*課題*:
下にあるLambdaのキュー処理についての文章を読み、次の(a)〜(c)がそれぞれその内容と合っているかを「はい」か「いいえ」で答え、判断の決め手となる文章中の語句をそのまま引用してください。(a) Lambdaには起動時間の制限がある。(b) Lambdaを複数並列に起動する方法について、データストアへの負荷は問題にされていない。(c) 提案された方式では、厳密に「一回の起動」で全メッセージが処理される。

*検討用文章*:
☆ ☆ ☆
できれば1回の起動で現在キューに存在しているメッセージについては全て処理して欲しいところです。

しかし、上記の通りLambdaには起動時間の制限があります。

Lambdaの起動時間上限目一杯までループで処理を繰り返す方法もありますが、起動時間管理の処理を書くのは結構面倒そうです。

Lambdaを複数並列に起動すればいけそうですが、仮にファイルの処理結果をなんらかのデータストアに書き込むと想定すると、データストアにかかる負荷が気になります。

データストア等にに過負荷をかけることなく、キューに残存するメッセージを全て処理する方法はないものでしょうか??

後続処理をまかせるLambdaを起動すればよいのでは?

一度メッセージを処理し終わって、sqsにキューにメッセージが残っているか確認し、残っていれば自身と同じLambdaファンクションを指定して起動するようにすれば良さそうです。

リレーでバトンタッチするイメージですね。

Undoukai_baton_relay


この方式の場合、厳密には「一回の起動」ではありませんが、次回のスケジューリングを待つことなくキュー内のメッセージが全て処理されます。
☆ ☆ ☆
*表示データ*:
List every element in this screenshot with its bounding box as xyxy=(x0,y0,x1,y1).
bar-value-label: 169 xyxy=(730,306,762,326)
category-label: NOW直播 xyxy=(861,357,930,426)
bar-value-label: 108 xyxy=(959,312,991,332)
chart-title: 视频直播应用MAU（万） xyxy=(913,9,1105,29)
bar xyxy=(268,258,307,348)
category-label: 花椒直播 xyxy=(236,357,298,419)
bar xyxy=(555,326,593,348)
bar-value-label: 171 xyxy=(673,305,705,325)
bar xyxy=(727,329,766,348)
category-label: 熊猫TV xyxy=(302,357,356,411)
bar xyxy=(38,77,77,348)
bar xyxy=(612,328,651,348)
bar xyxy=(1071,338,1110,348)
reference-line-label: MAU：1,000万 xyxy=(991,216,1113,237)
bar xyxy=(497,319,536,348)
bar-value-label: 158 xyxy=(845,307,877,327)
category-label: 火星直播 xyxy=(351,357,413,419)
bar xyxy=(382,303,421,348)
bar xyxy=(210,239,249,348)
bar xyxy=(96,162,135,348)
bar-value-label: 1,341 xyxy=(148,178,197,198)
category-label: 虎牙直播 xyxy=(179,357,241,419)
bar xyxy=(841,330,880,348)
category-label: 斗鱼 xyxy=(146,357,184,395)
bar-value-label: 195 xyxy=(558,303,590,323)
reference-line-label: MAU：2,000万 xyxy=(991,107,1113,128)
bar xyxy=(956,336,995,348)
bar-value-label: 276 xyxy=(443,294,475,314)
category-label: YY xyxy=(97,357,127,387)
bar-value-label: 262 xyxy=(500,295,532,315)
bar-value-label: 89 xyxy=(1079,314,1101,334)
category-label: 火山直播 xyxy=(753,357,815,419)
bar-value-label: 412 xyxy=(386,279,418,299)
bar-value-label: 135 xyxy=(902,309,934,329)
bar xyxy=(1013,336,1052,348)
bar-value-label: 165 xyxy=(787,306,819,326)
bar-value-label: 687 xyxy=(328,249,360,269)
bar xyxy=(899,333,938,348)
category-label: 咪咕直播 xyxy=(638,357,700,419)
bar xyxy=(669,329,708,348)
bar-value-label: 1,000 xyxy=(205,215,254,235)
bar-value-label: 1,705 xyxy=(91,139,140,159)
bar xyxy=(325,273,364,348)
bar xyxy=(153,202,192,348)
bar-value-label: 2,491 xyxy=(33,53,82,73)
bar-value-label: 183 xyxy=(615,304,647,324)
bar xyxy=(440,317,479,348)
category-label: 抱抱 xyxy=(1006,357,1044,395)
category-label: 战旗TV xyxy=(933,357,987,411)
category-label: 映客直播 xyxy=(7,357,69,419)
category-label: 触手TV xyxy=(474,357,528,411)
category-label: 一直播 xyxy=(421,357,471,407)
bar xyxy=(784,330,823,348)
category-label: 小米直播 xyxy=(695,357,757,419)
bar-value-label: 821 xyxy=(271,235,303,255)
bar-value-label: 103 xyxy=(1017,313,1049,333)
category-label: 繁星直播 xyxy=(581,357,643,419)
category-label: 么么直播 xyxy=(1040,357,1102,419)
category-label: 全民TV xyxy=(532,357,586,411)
☆ ☆ ☆
*解答欄*:
(a) はい。『Lambdaには起動時間の制限があります』
(b) いいえ。『データストアにかかる負荷が気になります』
(c) いいえ。『この方式の場合、厳密には「一回の起動」ではありません』